◆ Aim
Repeat all the records exactly, omitting pictures.

◆ Records provided

________________

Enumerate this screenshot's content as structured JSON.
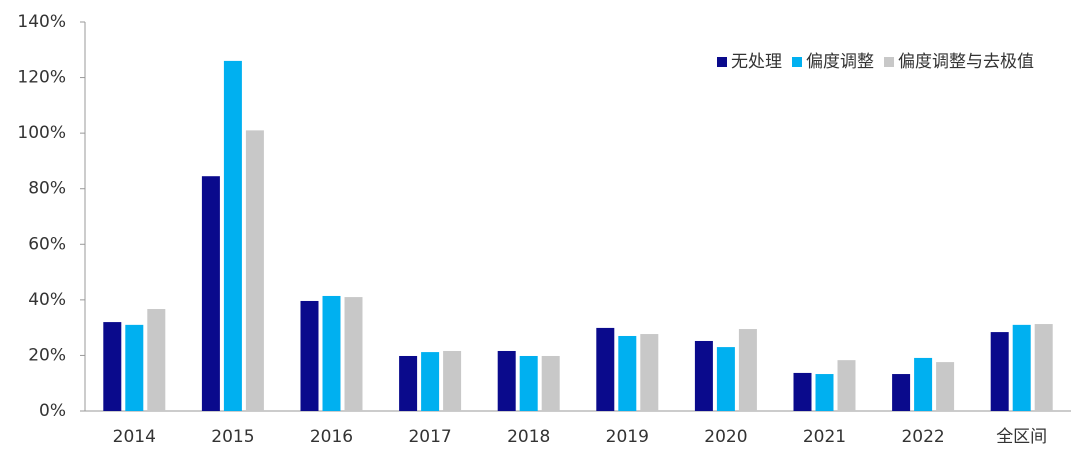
{
  "chart_data": {
    "type": "bar",
    "categories": [
      "2014",
      "2015",
      "2016",
      "2017",
      "2018",
      "2019",
      "2020",
      "2021",
      "2022",
      "全区间"
    ],
    "series": [
      {
        "name": "无处理",
        "color": "#0a0a8c",
        "values": [
          32,
          84.5,
          39.6,
          19.8,
          21.6,
          29.9,
          25.2,
          13.7,
          13.3,
          28.4
        ]
      },
      {
        "name": "偏度调整",
        "color": "#00b0f0",
        "values": [
          31,
          126,
          41.4,
          21.2,
          19.8,
          27,
          23,
          13.3,
          19.1,
          31
        ]
      },
      {
        "name": "偏度调整与去极值",
        "color": "#c8c8c8",
        "values": [
          36.7,
          101,
          41,
          21.6,
          19.8,
          27.7,
          29.5,
          18.3,
          17.6,
          31.3
        ]
      }
    ],
    "ylim": [
      0,
      140
    ],
    "yticks": [
      {
        "value": 0,
        "label": "0%"
      },
      {
        "value": 20,
        "label": "20%"
      },
      {
        "value": 40,
        "label": "40%"
      },
      {
        "value": 60,
        "label": "60%"
      },
      {
        "value": 80,
        "label": "80%"
      },
      {
        "value": 100,
        "label": "100%"
      },
      {
        "value": 120,
        "label": "120%"
      },
      {
        "value": 140,
        "label": "140%"
      }
    ],
    "legend": "top-right"
  }
}
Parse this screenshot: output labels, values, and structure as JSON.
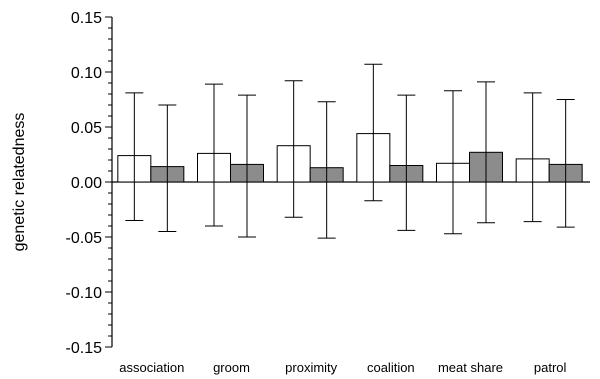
{
  "chart_data": {
    "type": "bar",
    "ylabel": "genetic relatedness",
    "xlabel": "",
    "title": "",
    "ylim": [
      -0.15,
      0.15
    ],
    "y_ticks": [
      "0.15",
      "0.10",
      "0.05",
      "0.00",
      "-0.05",
      "-0.10",
      "-0.15"
    ],
    "y_tick_values": [
      0.15,
      0.1,
      0.05,
      0.0,
      -0.05,
      -0.1,
      -0.15
    ],
    "categories": [
      "association",
      "groom",
      "proximity",
      "coalition",
      "meat share",
      "patrol"
    ],
    "legend": "none",
    "series": [
      {
        "color": "#ffffff",
        "values": [
          0.024,
          0.026,
          0.033,
          0.044,
          0.017,
          0.021
        ],
        "err_low": [
          -0.035,
          -0.04,
          -0.032,
          -0.017,
          -0.047,
          -0.036
        ],
        "err_high": [
          0.081,
          0.089,
          0.092,
          0.107,
          0.083,
          0.081
        ]
      },
      {
        "color": "#8c8c8c",
        "values": [
          0.014,
          0.016,
          0.013,
          0.015,
          0.027,
          0.016
        ],
        "err_low": [
          -0.045,
          -0.05,
          -0.051,
          -0.044,
          -0.037,
          -0.041
        ],
        "err_high": [
          0.07,
          0.079,
          0.073,
          0.079,
          0.091,
          0.075
        ]
      }
    ]
  }
}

________________

◆ Solution for this problem
Enumerate this screenshot's content as structured JSON.
{
  "chart_data": {
    "type": "bar",
    "categories": [
      "2014",
      "2015",
      "2016",
      "2017",
      "2018",
      "2019",
      "2020",
      "2021",
      "2022",
      "全区间"
    ],
    "series": [
      {
        "name": "无处理",
        "color": "#0a0a8c",
        "values": [
          32,
          84.5,
          39.6,
          19.8,
          21.6,
          29.9,
          25.2,
          13.7,
          13.3,
          28.4
        ]
      },
      {
        "name": "偏度调整",
        "color": "#00b0f0",
        "values": [
          31,
          126,
          41.4,
          21.2,
          19.8,
          27,
          23,
          13.3,
          19.1,
          31
        ]
      },
      {
        "name": "偏度调整与去极值",
        "color": "#c8c8c8",
        "values": [
          36.7,
          101,
          41,
          21.6,
          19.8,
          27.7,
          29.5,
          18.3,
          17.6,
          31.3
        ]
      }
    ],
    "ylim": [
      0,
      140
    ],
    "yticks": [
      {
        "value": 0,
        "label": "0%"
      },
      {
        "value": 20,
        "label": "20%"
      },
      {
        "value": 40,
        "label": "40%"
      },
      {
        "value": 60,
        "label": "60%"
      },
      {
        "value": 80,
        "label": "80%"
      },
      {
        "value": 100,
        "label": "100%"
      },
      {
        "value": 120,
        "label": "120%"
      },
      {
        "value": 140,
        "label": "140%"
      }
    ],
    "legend": "top-right"
  }
}
Parse this screenshot: output labels, values, and structure as JSON.
{
  "chart_data": {
    "type": "bar",
    "ylabel": "genetic relatedness",
    "xlabel": "",
    "title": "",
    "ylim": [
      -0.15,
      0.15
    ],
    "y_ticks": [
      "0.15",
      "0.10",
      "0.05",
      "0.00",
      "-0.05",
      "-0.10",
      "-0.15"
    ],
    "y_tick_values": [
      0.15,
      0.1,
      0.05,
      0.0,
      -0.05,
      -0.1,
      -0.15
    ],
    "categories": [
      "association",
      "groom",
      "proximity",
      "coalition",
      "meat share",
      "patrol"
    ],
    "legend": "none",
    "series": [
      {
        "color": "#ffffff",
        "values": [
          0.024,
          0.026,
          0.033,
          0.044,
          0.017,
          0.021
        ],
        "err_low": [
          -0.035,
          -0.04,
          -0.032,
          -0.017,
          -0.047,
          -0.036
        ],
        "err_high": [
          0.081,
          0.089,
          0.092,
          0.107,
          0.083,
          0.081
        ]
      },
      {
        "color": "#8c8c8c",
        "values": [
          0.014,
          0.016,
          0.013,
          0.015,
          0.027,
          0.016
        ],
        "err_low": [
          -0.045,
          -0.05,
          -0.051,
          -0.044,
          -0.037,
          -0.041
        ],
        "err_high": [
          0.07,
          0.079,
          0.073,
          0.079,
          0.091,
          0.075
        ]
      }
    ]
  }
}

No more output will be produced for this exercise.